— Start of DATA FOR THE TASK —

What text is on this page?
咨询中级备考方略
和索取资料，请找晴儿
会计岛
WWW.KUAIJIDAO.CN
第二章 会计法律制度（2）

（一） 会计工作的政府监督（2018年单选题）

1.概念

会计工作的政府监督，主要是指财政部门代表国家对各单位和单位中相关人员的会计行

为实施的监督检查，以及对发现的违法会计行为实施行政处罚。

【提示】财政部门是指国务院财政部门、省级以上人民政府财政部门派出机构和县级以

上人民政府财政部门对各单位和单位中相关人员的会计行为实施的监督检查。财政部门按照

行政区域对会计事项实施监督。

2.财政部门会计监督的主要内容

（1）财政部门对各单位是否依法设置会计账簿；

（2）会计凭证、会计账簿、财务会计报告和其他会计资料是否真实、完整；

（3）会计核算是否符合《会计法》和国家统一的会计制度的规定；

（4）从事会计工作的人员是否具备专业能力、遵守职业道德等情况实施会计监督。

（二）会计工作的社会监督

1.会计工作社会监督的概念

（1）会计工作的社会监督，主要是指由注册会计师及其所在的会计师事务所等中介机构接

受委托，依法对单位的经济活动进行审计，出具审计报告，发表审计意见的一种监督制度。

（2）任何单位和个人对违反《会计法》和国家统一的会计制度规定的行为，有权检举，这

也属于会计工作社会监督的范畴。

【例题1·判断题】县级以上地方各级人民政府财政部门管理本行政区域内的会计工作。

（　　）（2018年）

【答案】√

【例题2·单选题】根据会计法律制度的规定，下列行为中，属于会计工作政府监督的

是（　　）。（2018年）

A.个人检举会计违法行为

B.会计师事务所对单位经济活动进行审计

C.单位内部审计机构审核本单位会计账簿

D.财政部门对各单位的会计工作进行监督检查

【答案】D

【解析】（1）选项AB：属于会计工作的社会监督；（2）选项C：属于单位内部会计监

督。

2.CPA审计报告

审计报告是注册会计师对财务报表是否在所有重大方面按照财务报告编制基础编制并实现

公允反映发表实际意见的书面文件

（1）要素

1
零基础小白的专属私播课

— End of DATA FOR THE TASK —

**STATED PROBLEM:** Write out every record verbatim.

**WRITTEN SOLUTION:**
What text is on this page?
咨询中级备考方略
和索取资料，请找晴儿
会计岛
WWW.KUAIJIDAO.CN
第二章 会计法律制度（2）

（一） 会计工作的政府监督（2018年单选题）

1.概念

会计工作的政府监督，主要是指财政部门代表国家对各单位和单位中相关人员的会计行

为实施的监督检查，以及对发现的违法会计行为实施行政处罚。

【提示】财政部门是指国务院财政部门、省级以上人民政府财政部门派出机构和县级以

上人民政府财政部门对各单位和单位中相关人员的会计行为实施的监督检查。财政部门按照

行政区域对会计事项实施监督。

2.财政部门会计监督的主要内容

（1）财政部门对各单位是否依法设置会计账簿；

（2）会计凭证、会计账簿、财务会计报告和其他会计资料是否真实、完整；

（3）会计核算是否符合《会计法》和国家统一的会计制度的规定；

（4）从事会计工作的人员是否具备专业能力、遵守职业道德等情况实施会计监督。

（二）会计工作的社会监督

1.会计工作社会监督的概念

（1）会计工作的社会监督，主要是指由注册会计师及其所在的会计师事务所等中介机构接

受委托，依法对单位的经济活动进行审计，出具审计报告，发表审计意见的一种监督制度。

（2）任何单位和个人对违反《会计法》和国家统一的会计制度规定的行为，有权检举，这

也属于会计工作社会监督的范畴。

【例题1·判断题】县级以上地方各级人民政府财政部门管理本行政区域内的会计工作。

（　　）（2018年）

【答案】√

【例题2·单选题】根据会计法律制度的规定，下列行为中，属于会计工作政府监督的

是（　　）。（2018年）

A.个人检举会计违法行为

B.会计师事务所对单位经济活动进行审计

C.单位内部审计机构审核本单位会计账簿

D.财政部门对各单位的会计工作进行监督检查

【答案】D

【解析】（1）选项AB：属于会计工作的社会监督；（2）选项C：属于单位内部会计监

督。

2.CPA审计报告

审计报告是注册会计师对财务报表是否在所有重大方面按照财务报告编制基础编制并实现

公允反映发表实际意见的书面文件

（1）要素

1
零基础小白的专属私播课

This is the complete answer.